[PROBLEM]
Return the listing below in full, with every line exactly as it is.

[DATA ENTRIES]
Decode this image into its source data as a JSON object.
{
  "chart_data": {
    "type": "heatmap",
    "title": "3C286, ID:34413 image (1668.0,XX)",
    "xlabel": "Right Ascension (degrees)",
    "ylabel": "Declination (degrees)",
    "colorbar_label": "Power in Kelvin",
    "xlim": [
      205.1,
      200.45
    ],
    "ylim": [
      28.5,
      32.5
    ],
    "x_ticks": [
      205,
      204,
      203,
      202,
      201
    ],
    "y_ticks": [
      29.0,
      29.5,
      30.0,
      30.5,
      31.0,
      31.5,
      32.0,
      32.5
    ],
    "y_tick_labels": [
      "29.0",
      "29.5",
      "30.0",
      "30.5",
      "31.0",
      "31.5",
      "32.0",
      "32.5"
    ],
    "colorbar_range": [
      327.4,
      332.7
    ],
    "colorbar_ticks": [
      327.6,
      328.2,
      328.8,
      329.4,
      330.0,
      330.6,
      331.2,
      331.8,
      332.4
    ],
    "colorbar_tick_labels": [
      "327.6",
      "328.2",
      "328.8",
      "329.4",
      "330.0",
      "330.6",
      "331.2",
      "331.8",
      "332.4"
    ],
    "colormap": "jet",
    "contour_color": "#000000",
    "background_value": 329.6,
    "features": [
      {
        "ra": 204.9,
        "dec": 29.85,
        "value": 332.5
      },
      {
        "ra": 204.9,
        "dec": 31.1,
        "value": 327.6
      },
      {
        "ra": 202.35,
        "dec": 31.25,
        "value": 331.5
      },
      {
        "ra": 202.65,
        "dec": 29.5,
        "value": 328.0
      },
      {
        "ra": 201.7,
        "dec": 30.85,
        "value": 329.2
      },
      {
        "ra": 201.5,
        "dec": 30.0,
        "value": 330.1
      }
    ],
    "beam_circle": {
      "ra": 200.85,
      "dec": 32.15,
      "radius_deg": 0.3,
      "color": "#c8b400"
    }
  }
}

[RESULT OF THIS TASK]
Decode this image into its source data as a JSON object.
{
  "chart_data": {
    "type": "heatmap",
    "title": "3C286, ID:34413 image (1668.0,XX)",
    "xlabel": "Right Ascension (degrees)",
    "ylabel": "Declination (degrees)",
    "colorbar_label": "Power in Kelvin",
    "xlim": [
      205.1,
      200.45
    ],
    "ylim": [
      28.5,
      32.5
    ],
    "x_ticks": [
      205,
      204,
      203,
      202,
      201
    ],
    "y_ticks": [
      29.0,
      29.5,
      30.0,
      30.5,
      31.0,
      31.5,
      32.0,
      32.5
    ],
    "y_tick_labels": [
      "29.0",
      "29.5",
      "30.0",
      "30.5",
      "31.0",
      "31.5",
      "32.0",
      "32.5"
    ],
    "colorbar_range": [
      327.4,
      332.7
    ],
    "colorbar_ticks": [
      327.6,
      328.2,
      328.8,
      329.4,
      330.0,
      330.6,
      331.2,
      331.8,
      332.4
    ],
    "colorbar_tick_labels": [
      "327.6",
      "328.2",
      "328.8",
      "329.4",
      "330.0",
      "330.6",
      "331.2",
      "331.8",
      "332.4"
    ],
    "colormap": "jet",
    "contour_color": "#000000",
    "background_value": 329.6,
    "features": [
      {
        "ra": 204.9,
        "dec": 29.85,
        "value": 332.5
      },
      {
        "ra": 204.9,
        "dec": 31.1,
        "value": 327.6
      },
      {
        "ra": 202.35,
        "dec": 31.25,
        "value": 331.5
      },
      {
        "ra": 202.65,
        "dec": 29.5,
        "value": 328.0
      },
      {
        "ra": 201.7,
        "dec": 30.85,
        "value": 329.2
      },
      {
        "ra": 201.5,
        "dec": 30.0,
        "value": 330.1
      }
    ],
    "beam_circle": {
      "ra": 200.85,
      "dec": 32.15,
      "radius_deg": 0.3,
      "color": "#c8b400"
    }
  }
}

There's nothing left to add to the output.